WHAT IS REQUIRED
The answer is a single number: how many lines hold the string "post".

╭─ EXTRACTED ENTRIES

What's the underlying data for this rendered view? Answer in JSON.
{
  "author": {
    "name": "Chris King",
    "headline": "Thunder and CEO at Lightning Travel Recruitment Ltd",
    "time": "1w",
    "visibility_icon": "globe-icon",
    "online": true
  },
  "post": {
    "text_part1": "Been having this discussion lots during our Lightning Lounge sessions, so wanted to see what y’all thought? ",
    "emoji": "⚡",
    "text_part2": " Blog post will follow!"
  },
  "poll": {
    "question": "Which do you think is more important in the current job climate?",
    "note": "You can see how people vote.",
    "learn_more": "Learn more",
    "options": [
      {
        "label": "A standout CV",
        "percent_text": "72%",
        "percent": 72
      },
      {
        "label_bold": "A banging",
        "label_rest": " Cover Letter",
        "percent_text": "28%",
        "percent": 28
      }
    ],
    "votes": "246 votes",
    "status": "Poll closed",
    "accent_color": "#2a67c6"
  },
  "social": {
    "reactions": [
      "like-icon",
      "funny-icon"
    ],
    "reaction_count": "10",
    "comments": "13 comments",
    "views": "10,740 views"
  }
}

╰─

SOLUTION TO THE EXERCISE
2